• [TASK TO CARRY OUT] Revise the lines from the one with "main-nav-items: Campaigns Templates" up to and including the one with "account-info[interactable]: Pratap S", swapping "nav-item-label" for "nav-label" and leaving everything else untouched. Give back only those lines.
** START SUPPLIED ENTRIES **
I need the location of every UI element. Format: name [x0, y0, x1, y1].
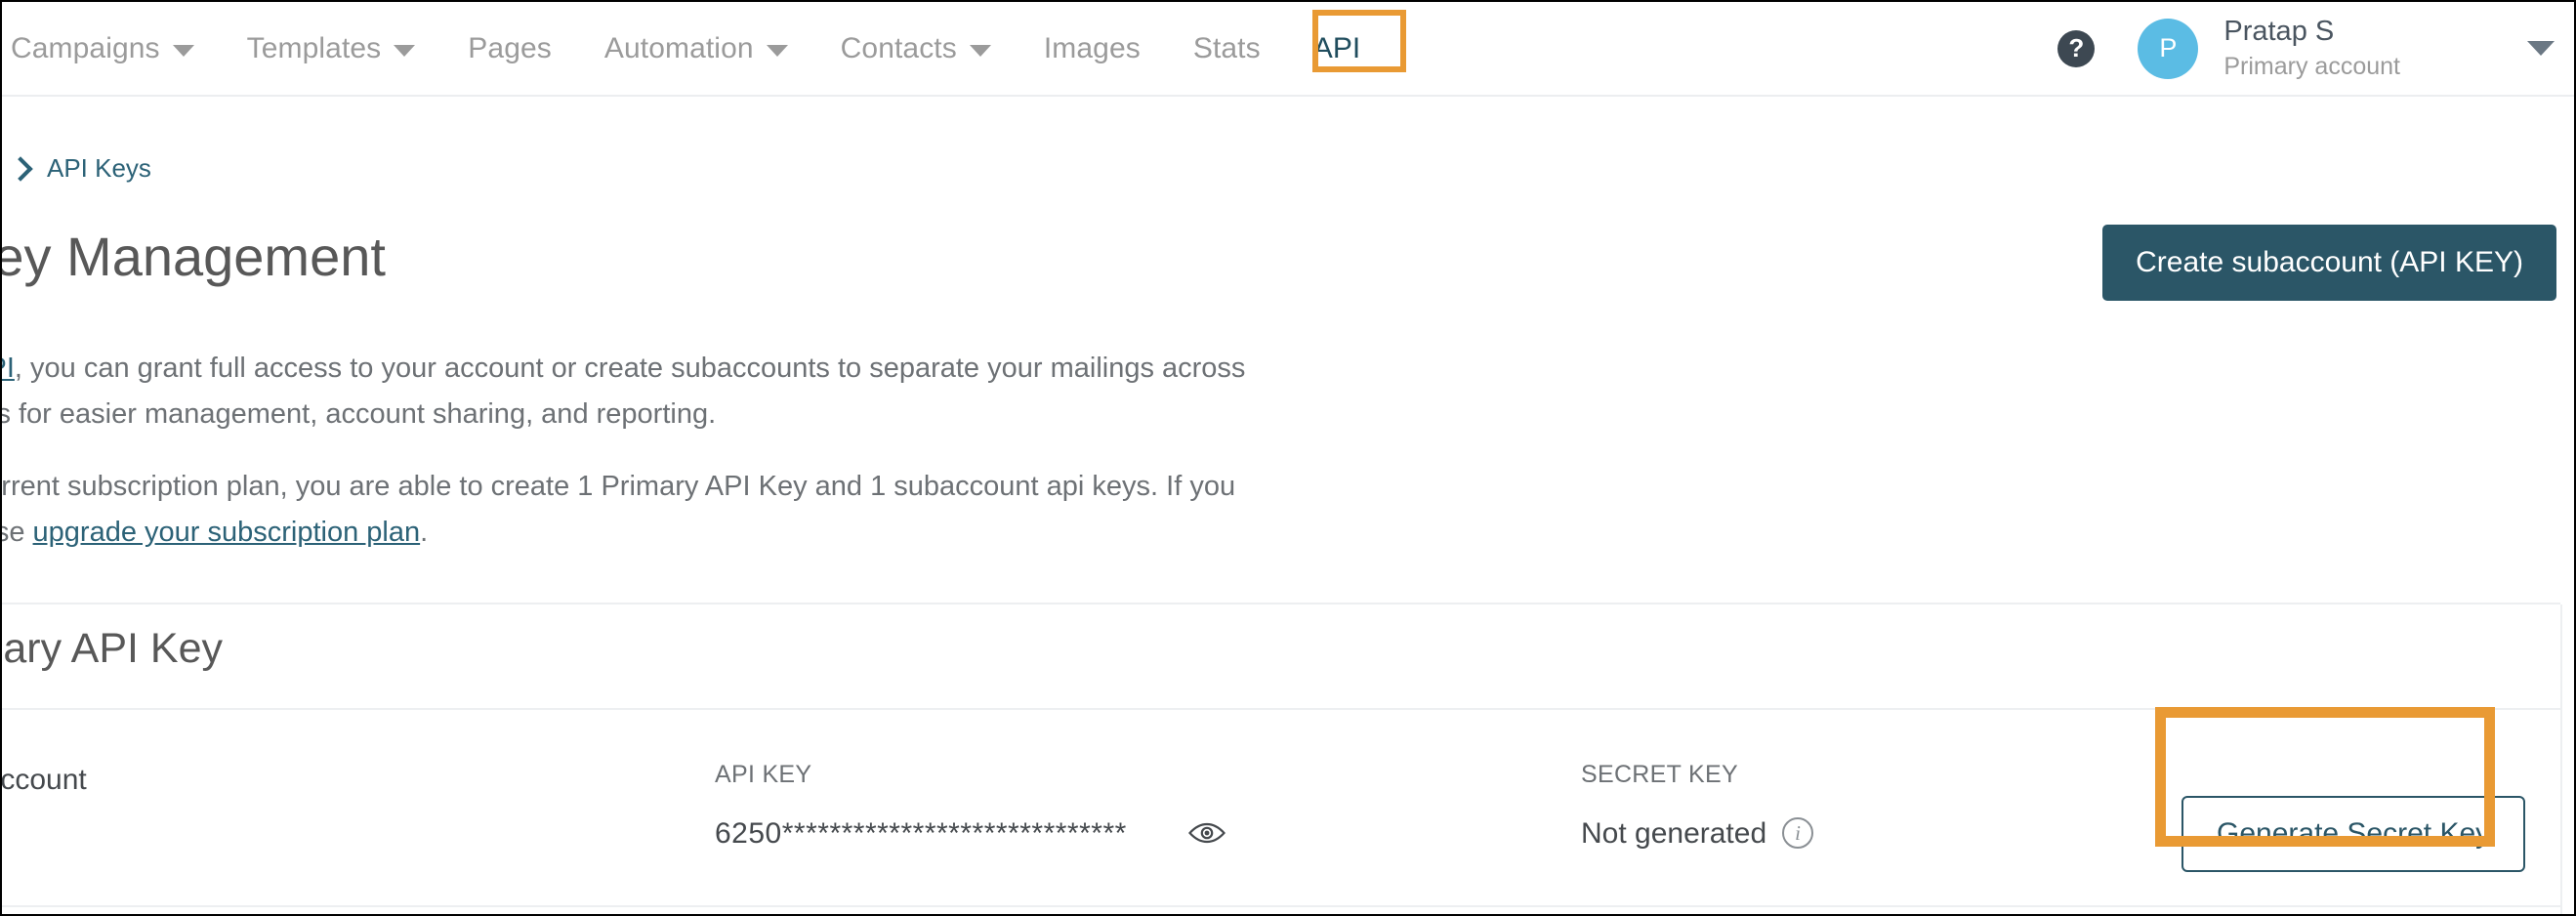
main-nav-items: Campaigns Templates Pages Automation Con… [2, 2, 1388, 95]
mailjet-api-link[interactable]: ailjet's API [2, 353, 15, 384]
upgrade-plan-link[interactable]: upgrade your subscription plan [33, 517, 421, 548]
api-key-management-screen: Campaigns Templates Pages Automation Con… [0, 0, 2576, 916]
breadcrumb: API Keys [8, 153, 151, 184]
nav-item-automation[interactable]: Automation [578, 2, 814, 95]
nav-item-contacts[interactable]: Contacts [814, 2, 1018, 95]
help-icon-glyph: ? [2068, 33, 2085, 62]
chevron-down-icon [394, 44, 416, 57]
column-header-secret-key: SECRET KEY [1581, 761, 1738, 788]
table-header-divider [2, 708, 2560, 710]
chevron-down-icon [969, 44, 991, 57]
nav-item-label: Automation [603, 31, 754, 64]
nav-item-campaigns[interactable]: Campaigns [2, 2, 221, 95]
account-menu-chevron-down-icon[interactable] [2527, 41, 2555, 56]
avatar[interactable]: P [2138, 18, 2199, 79]
account-subtitle: Primary account [2223, 53, 2400, 81]
section-title-primary-api-key: imary API Key [2, 625, 224, 672]
avatar-initial: P [2159, 33, 2178, 62]
nav-item-label: Pages [468, 31, 552, 64]
breadcrumb-item-api-keys[interactable]: API Keys [47, 153, 151, 184]
description-p1-rest: , you can grant full access to your acco… [14, 353, 1246, 384]
nav-item-pages[interactable]: Pages [441, 2, 578, 95]
account-name: Pratap S [2223, 15, 2335, 47]
row-api-key-value: 6250***************************** [715, 817, 1127, 850]
nav-item-images[interactable]: Images [1018, 2, 1167, 95]
info-circle-icon[interactable]: i [1782, 817, 1813, 849]
nav-item-label: API [1312, 31, 1361, 64]
nav-item-templates[interactable]: Templates [221, 2, 442, 95]
account-info[interactable]: Pratap S Primary account [2223, 15, 2400, 81]
page-title: Key Management [2, 226, 386, 287]
nav-item-label: Campaigns [11, 31, 160, 64]
row-account-name: in account [0, 764, 87, 796]
nav-item-stats[interactable]: Stats [1167, 2, 1287, 95]
description-paragraph-1: ailjet's API, you can grant full access … [2, 346, 1545, 437]
nav-item-label: Stats [1192, 31, 1261, 64]
column-header-api-key: API KEY [715, 761, 812, 788]
description-p2-part3: . [420, 516, 429, 548]
description-paragraph-2: n your current subscription plan, you ar… [0, 464, 1545, 556]
chevron-right-icon [8, 155, 33, 182]
chevron-down-icon [172, 44, 194, 57]
row-secret-key-value: Not generated [1581, 817, 1767, 850]
description-text: ailjet's API, you can grant full access … [0, 346, 1545, 582]
nav-item-api[interactable]: API [1287, 2, 1388, 95]
table-right-rule [2560, 604, 2562, 914]
description-p2-part1: n your current subscription plan, you ar… [0, 470, 1236, 502]
nav-item-label: Images [1043, 31, 1141, 64]
description-p1-line2: t API keys for easier management, accoun… [2, 397, 717, 430]
description-p2-part2: ore, please [2, 516, 25, 548]
section-divider-top [2, 603, 2560, 604]
section-divider-bottom [2, 905, 2560, 907]
nav-item-label: Templates [246, 31, 382, 64]
top-navigation-bar: Campaigns Templates Pages Automation Con… [2, 2, 2574, 97]
eye-icon[interactable] [1187, 821, 1226, 850]
create-subaccount-button[interactable]: Create subaccount (API KEY) [2102, 225, 2556, 301]
nav-item-label: Contacts [840, 31, 957, 64]
help-icon[interactable]: ? [2057, 29, 2096, 67]
table-row: in account API KEY 6250*****************… [2, 729, 2560, 903]
nav-right-cluster: ? P Pratap S Primary account [2057, 2, 2555, 95]
chevron-down-icon [766, 44, 788, 57]
generate-secret-key-button[interactable]: Generate Secret Key [2181, 796, 2526, 872]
** END SUPPLIED ENTRIES **
• [ANSWER TO THIS EXERCISE]
main-nav-items: Campaigns Templates Pages Automation Con… [2, 2, 1388, 95]
mailjet-api-link[interactable]: ailjet's API [2, 353, 15, 384]
upgrade-plan-link[interactable]: upgrade your subscription plan [33, 517, 421, 548]
api-key-management-screen: Campaigns Templates Pages Automation Con… [0, 0, 2576, 916]
breadcrumb: API Keys [8, 153, 151, 184]
nav-item-automation[interactable]: Automation [578, 2, 814, 95]
nav-item-contacts[interactable]: Contacts [814, 2, 1018, 95]
help-icon-glyph: ? [2068, 33, 2085, 62]
chevron-down-icon [394, 44, 416, 57]
column-header-secret-key: SECRET KEY [1581, 761, 1738, 788]
table-header-divider [2, 708, 2560, 710]
chevron-down-icon [969, 44, 991, 57]
nav-label: Automation [603, 31, 754, 64]
nav-item-campaigns[interactable]: Campaigns [2, 2, 221, 95]
account-menu-chevron-down-icon[interactable] [2527, 41, 2555, 56]
avatar[interactable]: P [2138, 18, 2199, 79]
account-subtitle: Primary account [2223, 53, 2400, 81]
section-title-primary-api-key: imary API Key [2, 625, 224, 672]
avatar-initial: P [2159, 33, 2178, 62]
nav-label: Pages [468, 31, 552, 64]
breadcrumb-item-api-keys[interactable]: API Keys [47, 153, 151, 184]
description-p1-rest: , you can grant full access to your acco… [14, 353, 1246, 384]
nav-item-pages[interactable]: Pages [441, 2, 578, 95]
account-name: Pratap S [2223, 15, 2335, 47]
row-api-key-value: 6250***************************** [715, 817, 1127, 850]
nav-item-images[interactable]: Images [1018, 2, 1167, 95]
info-circle-icon[interactable]: i [1782, 817, 1813, 849]
nav-label: API [1312, 31, 1361, 64]
nav-item-templates[interactable]: Templates [221, 2, 442, 95]
account-info[interactable]: Pratap S Primary account [2223, 15, 2400, 81]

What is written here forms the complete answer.